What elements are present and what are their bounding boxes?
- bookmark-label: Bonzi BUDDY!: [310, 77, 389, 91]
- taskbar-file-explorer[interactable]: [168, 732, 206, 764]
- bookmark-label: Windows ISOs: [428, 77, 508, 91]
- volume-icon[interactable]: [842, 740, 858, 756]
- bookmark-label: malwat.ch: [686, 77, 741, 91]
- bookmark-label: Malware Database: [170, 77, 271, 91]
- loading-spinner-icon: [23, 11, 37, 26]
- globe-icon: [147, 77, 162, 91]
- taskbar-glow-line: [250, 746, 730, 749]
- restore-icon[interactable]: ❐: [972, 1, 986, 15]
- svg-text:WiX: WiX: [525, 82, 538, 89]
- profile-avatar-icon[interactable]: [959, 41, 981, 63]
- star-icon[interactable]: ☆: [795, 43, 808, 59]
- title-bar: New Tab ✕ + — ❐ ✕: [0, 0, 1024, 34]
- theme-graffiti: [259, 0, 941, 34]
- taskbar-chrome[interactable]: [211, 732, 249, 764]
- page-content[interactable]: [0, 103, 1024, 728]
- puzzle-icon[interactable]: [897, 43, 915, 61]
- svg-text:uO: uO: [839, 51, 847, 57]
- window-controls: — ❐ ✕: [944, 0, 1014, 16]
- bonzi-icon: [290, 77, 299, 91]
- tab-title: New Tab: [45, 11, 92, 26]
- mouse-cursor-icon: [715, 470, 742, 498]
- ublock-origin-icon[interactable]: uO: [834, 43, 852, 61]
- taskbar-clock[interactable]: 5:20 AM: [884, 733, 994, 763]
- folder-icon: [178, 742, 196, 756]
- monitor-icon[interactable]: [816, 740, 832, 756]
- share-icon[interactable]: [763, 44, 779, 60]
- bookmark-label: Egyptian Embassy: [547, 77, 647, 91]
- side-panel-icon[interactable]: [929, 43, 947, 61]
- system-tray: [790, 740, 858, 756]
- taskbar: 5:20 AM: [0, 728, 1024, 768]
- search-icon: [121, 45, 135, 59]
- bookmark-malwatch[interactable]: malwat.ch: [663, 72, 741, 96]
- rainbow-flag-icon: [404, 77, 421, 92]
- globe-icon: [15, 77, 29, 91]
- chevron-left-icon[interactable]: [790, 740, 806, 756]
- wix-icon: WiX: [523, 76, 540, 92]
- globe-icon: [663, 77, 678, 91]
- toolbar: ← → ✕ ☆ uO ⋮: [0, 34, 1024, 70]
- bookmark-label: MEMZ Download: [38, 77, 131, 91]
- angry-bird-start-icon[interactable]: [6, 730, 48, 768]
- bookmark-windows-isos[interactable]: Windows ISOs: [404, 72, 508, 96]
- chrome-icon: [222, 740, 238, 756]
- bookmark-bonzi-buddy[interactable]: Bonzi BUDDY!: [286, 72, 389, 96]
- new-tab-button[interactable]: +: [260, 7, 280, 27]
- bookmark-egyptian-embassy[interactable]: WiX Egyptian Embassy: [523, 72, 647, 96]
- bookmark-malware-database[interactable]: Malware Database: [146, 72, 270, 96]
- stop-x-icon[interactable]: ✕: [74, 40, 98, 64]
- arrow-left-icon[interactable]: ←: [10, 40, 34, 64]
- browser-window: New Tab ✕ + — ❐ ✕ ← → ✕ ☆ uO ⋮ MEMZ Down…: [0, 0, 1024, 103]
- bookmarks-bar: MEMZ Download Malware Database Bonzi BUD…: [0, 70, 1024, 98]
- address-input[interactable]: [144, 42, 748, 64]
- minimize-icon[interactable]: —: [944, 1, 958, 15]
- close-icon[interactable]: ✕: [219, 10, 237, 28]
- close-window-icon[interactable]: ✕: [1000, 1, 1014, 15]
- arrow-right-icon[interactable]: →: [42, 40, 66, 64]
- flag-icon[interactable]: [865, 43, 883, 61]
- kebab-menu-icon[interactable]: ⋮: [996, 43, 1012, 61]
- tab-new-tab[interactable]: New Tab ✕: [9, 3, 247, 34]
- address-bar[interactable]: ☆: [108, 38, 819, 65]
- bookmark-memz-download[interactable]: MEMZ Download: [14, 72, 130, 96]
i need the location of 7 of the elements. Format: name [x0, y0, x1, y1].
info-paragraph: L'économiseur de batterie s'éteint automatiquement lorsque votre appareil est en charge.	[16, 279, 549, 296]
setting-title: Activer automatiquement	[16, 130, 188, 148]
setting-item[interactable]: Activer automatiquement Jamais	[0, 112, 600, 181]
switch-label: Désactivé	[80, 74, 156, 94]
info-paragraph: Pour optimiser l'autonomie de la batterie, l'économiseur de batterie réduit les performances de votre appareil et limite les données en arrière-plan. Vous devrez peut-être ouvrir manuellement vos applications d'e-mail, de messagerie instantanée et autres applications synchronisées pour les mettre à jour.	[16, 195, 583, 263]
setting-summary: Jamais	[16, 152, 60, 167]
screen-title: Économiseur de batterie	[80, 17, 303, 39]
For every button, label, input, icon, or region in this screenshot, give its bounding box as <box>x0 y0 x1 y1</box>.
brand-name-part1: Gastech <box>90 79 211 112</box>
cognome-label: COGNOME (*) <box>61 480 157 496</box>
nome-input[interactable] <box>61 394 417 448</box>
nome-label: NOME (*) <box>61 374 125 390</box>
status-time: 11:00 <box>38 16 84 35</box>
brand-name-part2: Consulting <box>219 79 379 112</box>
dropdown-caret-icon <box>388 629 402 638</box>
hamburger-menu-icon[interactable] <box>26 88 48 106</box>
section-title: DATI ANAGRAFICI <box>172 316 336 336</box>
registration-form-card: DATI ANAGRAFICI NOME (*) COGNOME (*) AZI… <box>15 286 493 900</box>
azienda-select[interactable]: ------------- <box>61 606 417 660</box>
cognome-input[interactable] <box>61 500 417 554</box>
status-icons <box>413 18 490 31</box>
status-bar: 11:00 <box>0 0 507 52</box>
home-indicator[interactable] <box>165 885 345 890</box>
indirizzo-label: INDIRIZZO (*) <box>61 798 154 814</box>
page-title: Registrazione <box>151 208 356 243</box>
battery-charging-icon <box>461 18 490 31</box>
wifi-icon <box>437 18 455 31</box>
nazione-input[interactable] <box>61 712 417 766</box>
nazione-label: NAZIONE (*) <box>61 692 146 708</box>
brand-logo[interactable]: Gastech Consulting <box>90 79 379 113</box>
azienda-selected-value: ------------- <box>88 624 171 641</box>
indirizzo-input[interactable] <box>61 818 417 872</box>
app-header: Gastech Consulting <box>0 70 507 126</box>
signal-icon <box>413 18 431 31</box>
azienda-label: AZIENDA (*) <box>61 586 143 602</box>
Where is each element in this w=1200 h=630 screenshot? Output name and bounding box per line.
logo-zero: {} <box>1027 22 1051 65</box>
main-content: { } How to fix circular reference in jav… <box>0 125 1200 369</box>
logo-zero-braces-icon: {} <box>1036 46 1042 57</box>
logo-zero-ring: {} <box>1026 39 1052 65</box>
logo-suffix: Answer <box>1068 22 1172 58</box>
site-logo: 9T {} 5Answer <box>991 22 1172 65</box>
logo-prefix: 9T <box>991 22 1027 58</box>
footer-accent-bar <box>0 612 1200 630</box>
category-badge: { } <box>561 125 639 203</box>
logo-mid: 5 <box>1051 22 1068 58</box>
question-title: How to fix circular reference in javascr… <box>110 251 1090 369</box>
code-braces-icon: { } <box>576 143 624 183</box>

○ ○ ○ ○ ○

Given instruction:
Rewrite all of the data above with "earth-icon" substituted for every occurrence of "globe-icon", changing nothing else.

Complete response:
What elements are present and what are their bounding boxes?
- bookmark-label: Bonzi BUDDY!: [310, 77, 389, 91]
- taskbar-file-explorer[interactable]: [168, 732, 206, 764]
- bookmark-label: Windows ISOs: [428, 77, 508, 91]
- volume-icon[interactable]: [842, 740, 858, 756]
- bookmark-label: malwat.ch: [686, 77, 741, 91]
- bookmark-label: Malware Database: [170, 77, 271, 91]
- loading-spinner-icon: [23, 11, 37, 26]
- earth-icon: [147, 77, 162, 91]
- taskbar-glow-line: [250, 746, 730, 749]
- restore-icon[interactable]: ❐: [972, 1, 986, 15]
- svg-text:WiX: WiX: [525, 82, 538, 89]
- profile-avatar-icon[interactable]: [959, 41, 981, 63]
- star-icon[interactable]: ☆: [795, 43, 808, 59]
- title-bar: New Tab ✕ + — ❐ ✕: [0, 0, 1024, 34]
- theme-graffiti: [259, 0, 941, 34]
- taskbar-chrome[interactable]: [211, 732, 249, 764]
- page-content[interactable]: [0, 103, 1024, 728]
- puzzle-icon[interactable]: [897, 43, 915, 61]
- svg-text:uO: uO: [839, 51, 847, 57]
- window-controls: — ❐ ✕: [944, 0, 1014, 16]
- bonzi-icon: [290, 77, 299, 91]
- tab-title: New Tab: [45, 11, 92, 26]
- mouse-cursor-icon: [715, 470, 742, 498]
- ublock-origin-icon[interactable]: uO: [834, 43, 852, 61]
- taskbar-clock[interactable]: 5:20 AM: [884, 733, 994, 763]
- folder-icon: [178, 742, 196, 756]
- monitor-icon[interactable]: [816, 740, 832, 756]
- share-icon[interactable]: [763, 44, 779, 60]
- bookmark-label: Egyptian Embassy: [547, 77, 647, 91]
- side-panel-icon[interactable]: [929, 43, 947, 61]
- system-tray: [790, 740, 858, 756]
- taskbar: 5:20 AM: [0, 728, 1024, 768]
- search-icon: [121, 45, 135, 59]
- bookmark-malwatch[interactable]: malwat.ch: [663, 72, 741, 96]
- rainbow-flag-icon: [404, 77, 421, 92]
- earth-icon: [15, 77, 29, 91]
- chevron-left-icon[interactable]: [790, 740, 806, 756]
- wix-icon: WiX: [523, 76, 540, 92]
- earth-icon: [663, 77, 678, 91]
- toolbar: ← → ✕ ☆ uO ⋮: [0, 34, 1024, 70]
- bookmark-label: MEMZ Download: [38, 77, 131, 91]
- angry-bird-start-icon[interactable]: [6, 730, 48, 768]
- bookmark-windows-isos[interactable]: Windows ISOs: [404, 72, 508, 96]
- chrome-icon: [222, 740, 238, 756]
- bookmark-bonzi-buddy[interactable]: Bonzi BUDDY!: [286, 72, 389, 96]
- new-tab-button[interactable]: +: [260, 7, 280, 27]
- bookmark-egyptian-embassy[interactable]: WiX Egyptian Embassy: [523, 72, 647, 96]
- bookmark-malware-database[interactable]: Malware Database: [146, 72, 270, 96]
- stop-x-icon[interactable]: ✕: [74, 40, 98, 64]
- arrow-left-icon[interactable]: ←: [10, 40, 34, 64]
- browser-window: New Tab ✕ + — ❐ ✕ ← → ✕ ☆ uO ⋮ MEMZ Down…: [0, 0, 1024, 103]
- bookmarks-bar: MEMZ Download Malware Database Bonzi BUD…: [0, 70, 1024, 98]
- address-input[interactable]: [144, 42, 748, 64]
- minimize-icon[interactable]: —: [944, 1, 958, 15]
- close-icon[interactable]: ✕: [219, 10, 237, 28]
- close-window-icon[interactable]: ✕: [1000, 1, 1014, 15]
- arrow-right-icon[interactable]: →: [42, 40, 66, 64]
- flag-icon[interactable]: [865, 43, 883, 61]
- kebab-menu-icon[interactable]: ⋮: [996, 43, 1012, 61]
- tab-new-tab[interactable]: New Tab ✕: [9, 3, 247, 34]
- address-bar[interactable]: ☆: [108, 38, 819, 65]
- bookmark-memz-download[interactable]: MEMZ Download: [14, 72, 130, 96]
i need the location of 7 of the elements. Format: name [x0, y0, x1, y1].
info-paragraph: L'économiseur de batterie s'éteint automatiquement lorsque votre appareil est en charge.	[16, 279, 549, 296]
setting-title: Activer automatiquement	[16, 130, 188, 148]
setting-item[interactable]: Activer automatiquement Jamais	[0, 112, 600, 181]
switch-label: Désactivé	[80, 74, 156, 94]
info-paragraph: Pour optimiser l'autonomie de la batterie, l'économiseur de batterie réduit les performances de votre appareil et limite les données en arrière-plan. Vous devrez peut-être ouvrir manuellement vos applications d'e-mail, de messagerie instantanée et autres applications synchronisées pour les mettre à jour.	[16, 195, 583, 263]
setting-summary: Jamais	[16, 152, 60, 167]
screen-title: Économiseur de batterie	[80, 17, 303, 39]
For every button, label, input, icon, or region in this screenshot, give its bounding box as <box>x0 y0 x1 y1</box>.
brand-name-part1: Gastech <box>90 79 211 112</box>
cognome-label: COGNOME (*) <box>61 480 157 496</box>
nome-input[interactable] <box>61 394 417 448</box>
nome-label: NOME (*) <box>61 374 125 390</box>
status-time: 11:00 <box>38 16 84 35</box>
brand-name-part2: Consulting <box>219 79 379 112</box>
dropdown-caret-icon <box>388 629 402 638</box>
hamburger-menu-icon[interactable] <box>26 88 48 106</box>
section-title: DATI ANAGRAFICI <box>172 316 336 336</box>
registration-form-card: DATI ANAGRAFICI NOME (*) COGNOME (*) AZI… <box>15 286 493 900</box>
azienda-select[interactable]: ------------- <box>61 606 417 660</box>
cognome-input[interactable] <box>61 500 417 554</box>
status-icons <box>413 18 490 31</box>
status-bar: 11:00 <box>0 0 507 52</box>
home-indicator[interactable] <box>165 885 345 890</box>
indirizzo-label: INDIRIZZO (*) <box>61 798 154 814</box>
page-title: Registrazione <box>151 208 356 243</box>
battery-charging-icon <box>461 18 490 31</box>
wifi-icon <box>437 18 455 31</box>
nazione-input[interactable] <box>61 712 417 766</box>
nazione-label: NAZIONE (*) <box>61 692 146 708</box>
brand-logo[interactable]: Gastech Consulting <box>90 79 379 113</box>
azienda-selected-value: ------------- <box>88 624 171 641</box>
indirizzo-input[interactable] <box>61 818 417 872</box>
app-header: Gastech Consulting <box>0 70 507 126</box>
signal-icon <box>413 18 431 31</box>
azienda-label: AZIENDA (*) <box>61 586 143 602</box>
Where is each element in this w=1200 h=630 screenshot? Output name and bounding box per line.
logo-zero: {} <box>1027 22 1051 65</box>
main-content: { } How to fix circular reference in jav… <box>0 125 1200 369</box>
logo-zero-braces-icon: {} <box>1036 46 1042 57</box>
logo-zero-ring: {} <box>1026 39 1052 65</box>
logo-suffix: Answer <box>1068 22 1172 58</box>
site-logo: 9T {} 5Answer <box>991 22 1172 65</box>
logo-prefix: 9T <box>991 22 1027 58</box>
footer-accent-bar <box>0 612 1200 630</box>
category-badge: { } <box>561 125 639 203</box>
logo-mid: 5 <box>1051 22 1068 58</box>
question-title: How to fix circular reference in javascr… <box>110 251 1090 369</box>
code-braces-icon: { } <box>576 143 624 183</box>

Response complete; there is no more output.